Exercise instructions:
From the data that follows, copy every line holding the string "image".

Exercise material:
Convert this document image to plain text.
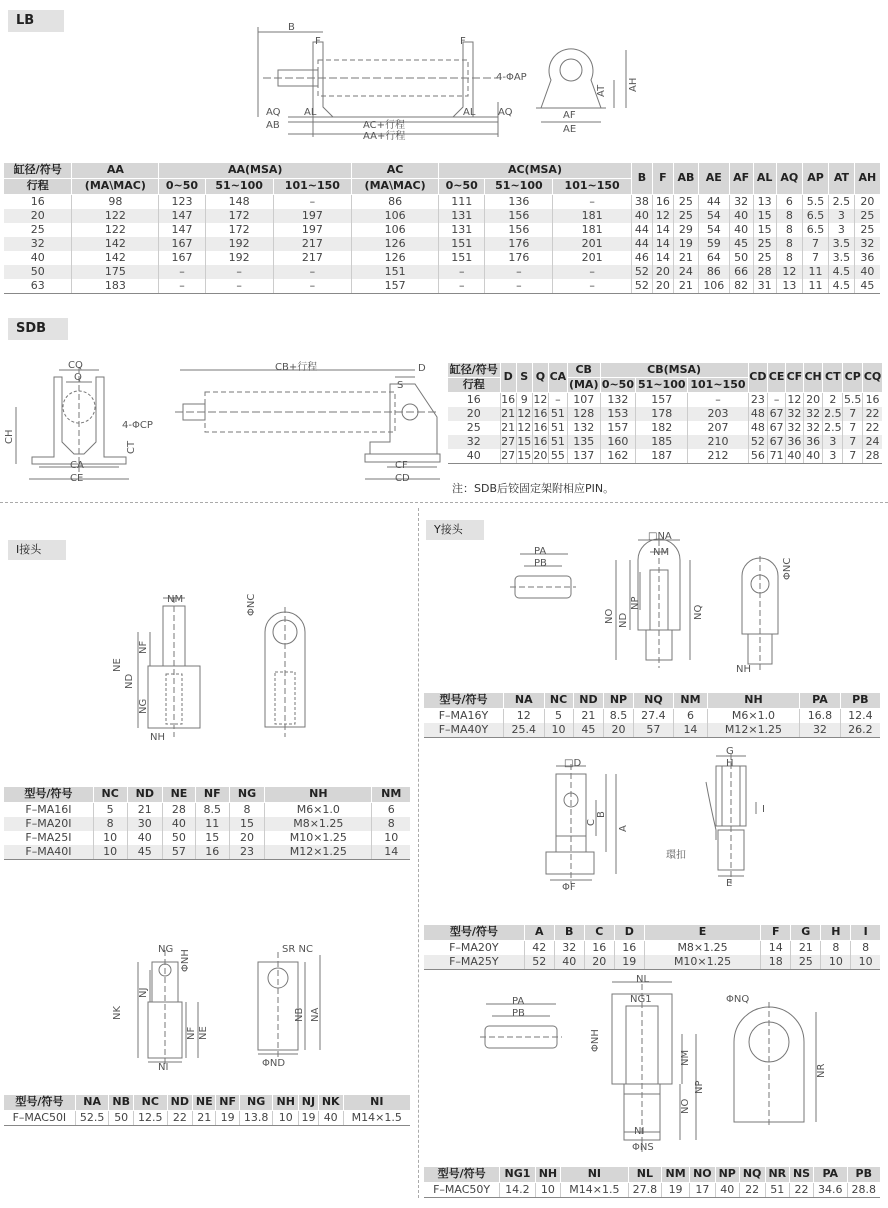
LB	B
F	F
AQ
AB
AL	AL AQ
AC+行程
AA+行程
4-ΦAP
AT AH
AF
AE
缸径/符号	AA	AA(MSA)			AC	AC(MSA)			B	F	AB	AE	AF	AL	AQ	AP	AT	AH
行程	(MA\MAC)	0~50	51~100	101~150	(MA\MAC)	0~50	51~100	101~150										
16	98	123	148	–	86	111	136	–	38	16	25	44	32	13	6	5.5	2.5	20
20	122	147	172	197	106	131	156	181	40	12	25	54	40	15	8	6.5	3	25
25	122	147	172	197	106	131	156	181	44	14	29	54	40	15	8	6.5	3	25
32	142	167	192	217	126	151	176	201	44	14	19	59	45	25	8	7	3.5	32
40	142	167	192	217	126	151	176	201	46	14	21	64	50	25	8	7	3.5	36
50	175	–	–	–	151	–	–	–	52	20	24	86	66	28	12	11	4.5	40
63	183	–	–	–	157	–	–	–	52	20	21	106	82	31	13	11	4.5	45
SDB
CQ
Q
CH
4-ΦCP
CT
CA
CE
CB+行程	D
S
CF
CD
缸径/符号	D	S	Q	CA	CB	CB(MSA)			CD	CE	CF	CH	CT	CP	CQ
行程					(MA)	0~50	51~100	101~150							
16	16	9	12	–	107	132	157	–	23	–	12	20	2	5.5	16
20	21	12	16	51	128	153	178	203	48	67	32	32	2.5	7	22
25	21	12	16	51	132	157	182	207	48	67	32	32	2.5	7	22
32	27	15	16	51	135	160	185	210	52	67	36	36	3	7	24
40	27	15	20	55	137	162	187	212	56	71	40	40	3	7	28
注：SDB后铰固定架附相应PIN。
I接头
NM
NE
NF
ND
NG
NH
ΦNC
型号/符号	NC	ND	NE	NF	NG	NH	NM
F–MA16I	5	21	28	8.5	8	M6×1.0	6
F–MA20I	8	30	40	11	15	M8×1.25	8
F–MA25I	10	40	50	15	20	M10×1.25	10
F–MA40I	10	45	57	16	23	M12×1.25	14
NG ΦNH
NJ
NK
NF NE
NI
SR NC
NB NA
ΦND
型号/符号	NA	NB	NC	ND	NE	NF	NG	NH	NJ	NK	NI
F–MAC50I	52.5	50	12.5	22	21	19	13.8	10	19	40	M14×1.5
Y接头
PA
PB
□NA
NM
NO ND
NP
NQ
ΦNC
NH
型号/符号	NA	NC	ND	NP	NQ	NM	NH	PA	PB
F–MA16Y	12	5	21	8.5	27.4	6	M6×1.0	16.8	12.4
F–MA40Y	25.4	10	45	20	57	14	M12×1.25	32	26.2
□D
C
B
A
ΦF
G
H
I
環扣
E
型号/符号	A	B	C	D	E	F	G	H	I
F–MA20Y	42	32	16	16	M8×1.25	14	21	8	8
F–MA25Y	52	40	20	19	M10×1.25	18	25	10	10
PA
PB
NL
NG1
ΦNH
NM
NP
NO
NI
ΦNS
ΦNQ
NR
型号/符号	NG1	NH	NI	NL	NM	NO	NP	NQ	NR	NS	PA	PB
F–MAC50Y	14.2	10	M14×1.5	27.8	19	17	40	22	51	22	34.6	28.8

...

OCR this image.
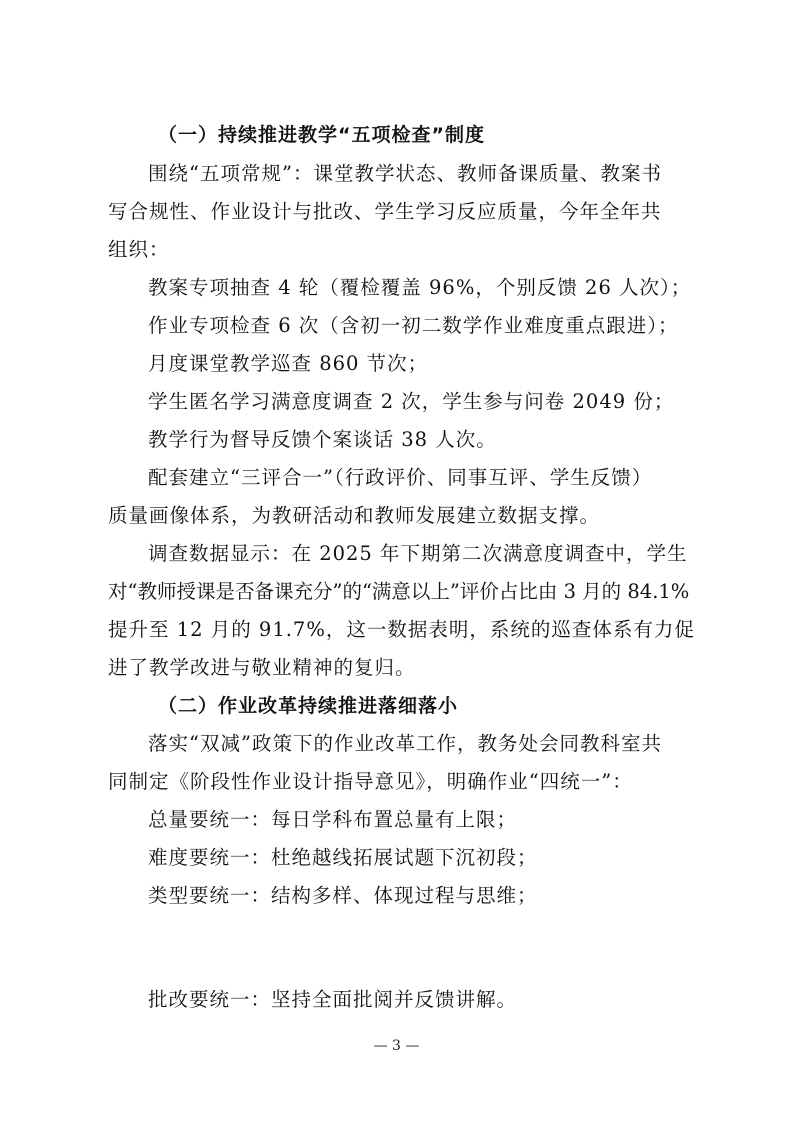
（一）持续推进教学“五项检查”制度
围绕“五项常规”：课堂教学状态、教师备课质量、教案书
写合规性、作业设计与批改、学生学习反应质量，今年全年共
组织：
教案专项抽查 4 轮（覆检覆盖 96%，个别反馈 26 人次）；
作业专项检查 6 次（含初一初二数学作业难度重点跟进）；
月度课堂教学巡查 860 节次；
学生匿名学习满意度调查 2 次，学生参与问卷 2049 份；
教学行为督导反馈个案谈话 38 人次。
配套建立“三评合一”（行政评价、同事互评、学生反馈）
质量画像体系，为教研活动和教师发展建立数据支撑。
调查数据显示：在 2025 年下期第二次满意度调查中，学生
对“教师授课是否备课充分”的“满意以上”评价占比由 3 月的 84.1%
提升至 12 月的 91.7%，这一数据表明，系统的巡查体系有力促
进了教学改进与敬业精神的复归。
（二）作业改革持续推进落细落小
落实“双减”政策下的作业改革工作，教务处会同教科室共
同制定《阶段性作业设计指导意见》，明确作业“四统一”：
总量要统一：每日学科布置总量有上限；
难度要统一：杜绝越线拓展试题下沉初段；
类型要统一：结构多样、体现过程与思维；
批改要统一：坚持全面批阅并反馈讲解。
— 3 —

Exercise output:
Convert this document image to plain text.
OCR this image.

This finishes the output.